Pictures within the data are to be left out; everything else must be reproduced exactly.
# start of Rows
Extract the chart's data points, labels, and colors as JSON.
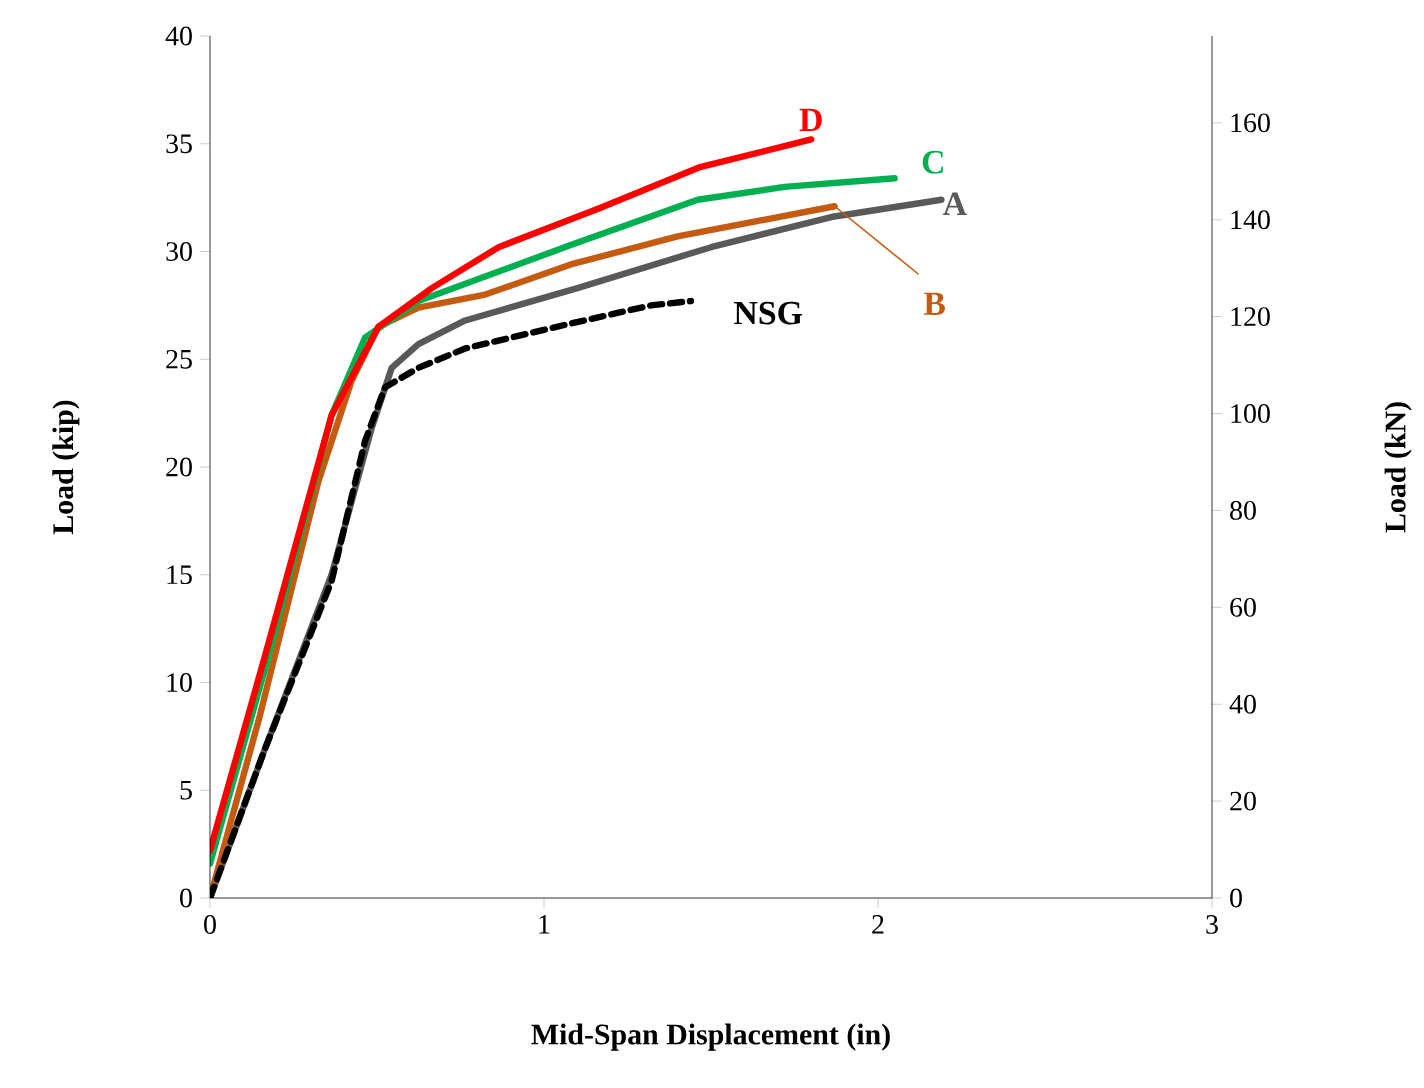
{
  "chart_data": {
    "type": "line",
    "xlabel": "Mid-Span Displacement (in)",
    "ylabel": "Load (kip)",
    "y2label": "Load (kN)",
    "xlim": [
      0,
      3
    ],
    "xticks": [
      0,
      1,
      2,
      3
    ],
    "ylim": [
      0,
      40
    ],
    "yticks": [
      0,
      5,
      10,
      15,
      20,
      25,
      30,
      35,
      40
    ],
    "y2lim": [
      0,
      177.93
    ],
    "y2ticks": [
      0,
      20,
      40,
      60,
      80,
      100,
      120,
      140,
      160
    ],
    "grid": false,
    "legend": false,
    "marker": "none",
    "series": [
      {
        "name": "A",
        "color": "#595959",
        "line_style": "solid",
        "x": [
          0,
          0.164,
          0.364,
          0.484,
          0.544,
          0.624,
          0.764,
          1.1,
          1.5,
          1.86,
          2.19
        ],
        "values": [
          0,
          6.9,
          15.0,
          21.8,
          24.6,
          25.7,
          26.8,
          28.3,
          30.2,
          31.6,
          32.4
        ]
      },
      {
        "name": "B",
        "color": "#c55a11",
        "line_style": "solid",
        "x": [
          0,
          0.15,
          0.324,
          0.424,
          0.504,
          0.624,
          0.824,
          1.08,
          1.4,
          1.87
        ],
        "values": [
          0,
          8.5,
          19.3,
          24.0,
          26.5,
          27.4,
          28.0,
          29.4,
          30.7,
          32.1
        ]
      },
      {
        "name": "C",
        "color": "#00b050",
        "line_style": "solid",
        "x": [
          0,
          0.164,
          0.364,
          0.464,
          0.624,
          1.08,
          1.46,
          1.72,
          2.05
        ],
        "values": [
          1.6,
          10.6,
          22.4,
          26.0,
          27.7,
          30.3,
          32.4,
          33.0,
          33.4
        ]
      },
      {
        "name": "D",
        "color": "#ff0000",
        "line_style": "solid",
        "x": [
          0,
          0.164,
          0.364,
          0.504,
          0.664,
          0.864,
          1.164,
          1.464,
          1.8
        ],
        "values": [
          2.2,
          11.2,
          22.4,
          26.5,
          28.3,
          30.2,
          32.0,
          33.9,
          35.2
        ]
      },
      {
        "name": "NSG",
        "color": "#000000",
        "line_style": "dashed",
        "x": [
          0,
          0.164,
          0.364,
          0.464,
          0.524,
          0.624,
          0.764,
          1.064,
          1.32,
          1.44
        ],
        "values": [
          0,
          6.9,
          14.7,
          21.2,
          23.7,
          24.6,
          25.5,
          26.6,
          27.5,
          27.7
        ]
      }
    ]
  }
}
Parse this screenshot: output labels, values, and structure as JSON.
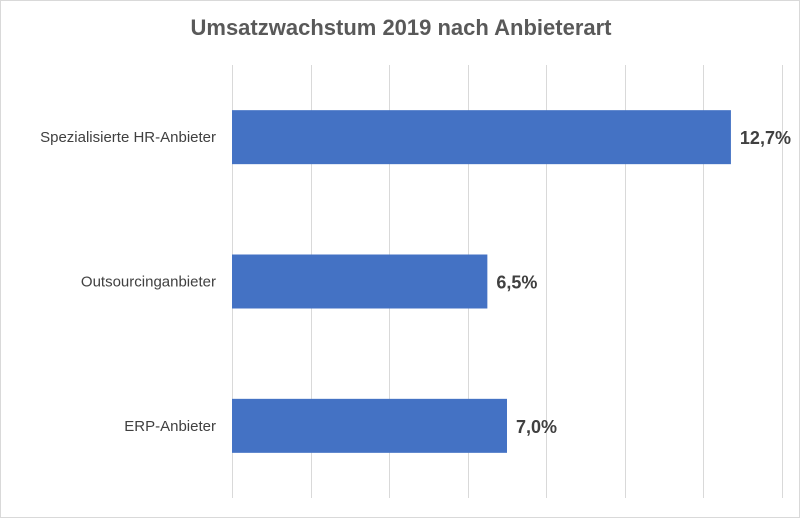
{
  "chart_data": {
    "type": "bar",
    "orientation": "horizontal",
    "title": "Umsatzwachstum 2019 nach Anbieterart",
    "xlabel": "",
    "ylabel": "",
    "categories": [
      "Spezialisierte HR-Anbieter",
      "Outsourcinganbieter",
      "ERP-Anbieter"
    ],
    "values": [
      12.7,
      6.5,
      7.0
    ],
    "data_labels": [
      "12,7%",
      "6,5%",
      "7,0%"
    ],
    "xlim": [
      0,
      14
    ],
    "grid": true,
    "legend": "none",
    "colors": {
      "bar": "#4472C4",
      "grid": "#D9D9D9",
      "text": "#404040",
      "title": "#595959"
    }
  }
}
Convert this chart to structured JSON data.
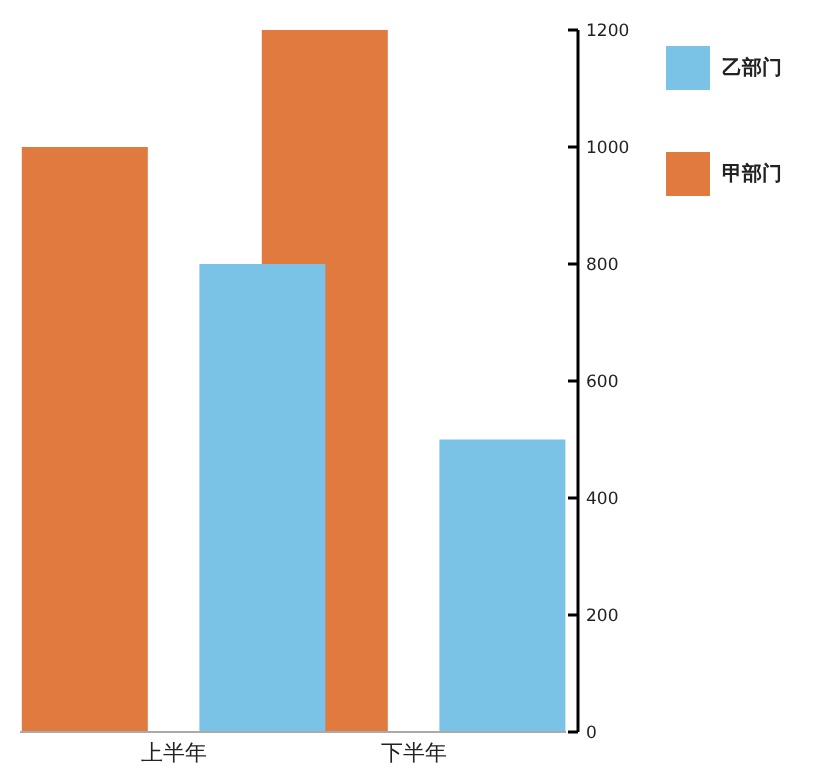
# end of Rows
* [The result]:
Extract the chart's data points, labels, and colors as JSON.
{
  "chart_data": {
    "type": "line",
    "xlabel": "Mid-Span Displacement (in)",
    "ylabel": "Load (kip)",
    "y2label": "Load (kN)",
    "xlim": [
      0,
      3
    ],
    "xticks": [
      0,
      1,
      2,
      3
    ],
    "ylim": [
      0,
      40
    ],
    "yticks": [
      0,
      5,
      10,
      15,
      20,
      25,
      30,
      35,
      40
    ],
    "y2lim": [
      0,
      177.93
    ],
    "y2ticks": [
      0,
      20,
      40,
      60,
      80,
      100,
      120,
      140,
      160
    ],
    "grid": false,
    "legend": false,
    "marker": "none",
    "series": [
      {
        "name": "A",
        "color": "#595959",
        "line_style": "solid",
        "x": [
          0,
          0.164,
          0.364,
          0.484,
          0.544,
          0.624,
          0.764,
          1.1,
          1.5,
          1.86,
          2.19
        ],
        "values": [
          0,
          6.9,
          15.0,
          21.8,
          24.6,
          25.7,
          26.8,
          28.3,
          30.2,
          31.6,
          32.4
        ]
      },
      {
        "name": "B",
        "color": "#c55a11",
        "line_style": "solid",
        "x": [
          0,
          0.15,
          0.324,
          0.424,
          0.504,
          0.624,
          0.824,
          1.08,
          1.4,
          1.87
        ],
        "values": [
          0,
          8.5,
          19.3,
          24.0,
          26.5,
          27.4,
          28.0,
          29.4,
          30.7,
          32.1
        ]
      },
      {
        "name": "C",
        "color": "#00b050",
        "line_style": "solid",
        "x": [
          0,
          0.164,
          0.364,
          0.464,
          0.624,
          1.08,
          1.46,
          1.72,
          2.05
        ],
        "values": [
          1.6,
          10.6,
          22.4,
          26.0,
          27.7,
          30.3,
          32.4,
          33.0,
          33.4
        ]
      },
      {
        "name": "D",
        "color": "#ff0000",
        "line_style": "solid",
        "x": [
          0,
          0.164,
          0.364,
          0.504,
          0.664,
          0.864,
          1.164,
          1.464,
          1.8
        ],
        "values": [
          2.2,
          11.2,
          22.4,
          26.5,
          28.3,
          30.2,
          32.0,
          33.9,
          35.2
        ]
      },
      {
        "name": "NSG",
        "color": "#000000",
        "line_style": "dashed",
        "x": [
          0,
          0.164,
          0.364,
          0.464,
          0.524,
          0.624,
          0.764,
          1.064,
          1.32,
          1.44
        ],
        "values": [
          0,
          6.9,
          14.7,
          21.2,
          23.7,
          24.6,
          25.5,
          26.6,
          27.5,
          27.7
        ]
      }
    ]
  }
}
Parse this screenshot: output labels, values, and structure as JSON.
{
  "chart_data": {
    "type": "bar",
    "orientation": "horizontal",
    "title": "Umsatzwachstum 2019 nach Anbieterart",
    "xlabel": "",
    "ylabel": "",
    "categories": [
      "Spezialisierte HR-Anbieter",
      "Outsourcinganbieter",
      "ERP-Anbieter"
    ],
    "values": [
      12.7,
      6.5,
      7.0
    ],
    "data_labels": [
      "12,7%",
      "6,5%",
      "7,0%"
    ],
    "xlim": [
      0,
      14
    ],
    "grid": true,
    "legend": "none",
    "colors": {
      "bar": "#4472C4",
      "grid": "#D9D9D9",
      "text": "#404040",
      "title": "#595959"
    }
  }
}
Convert this chart to structured JSON data.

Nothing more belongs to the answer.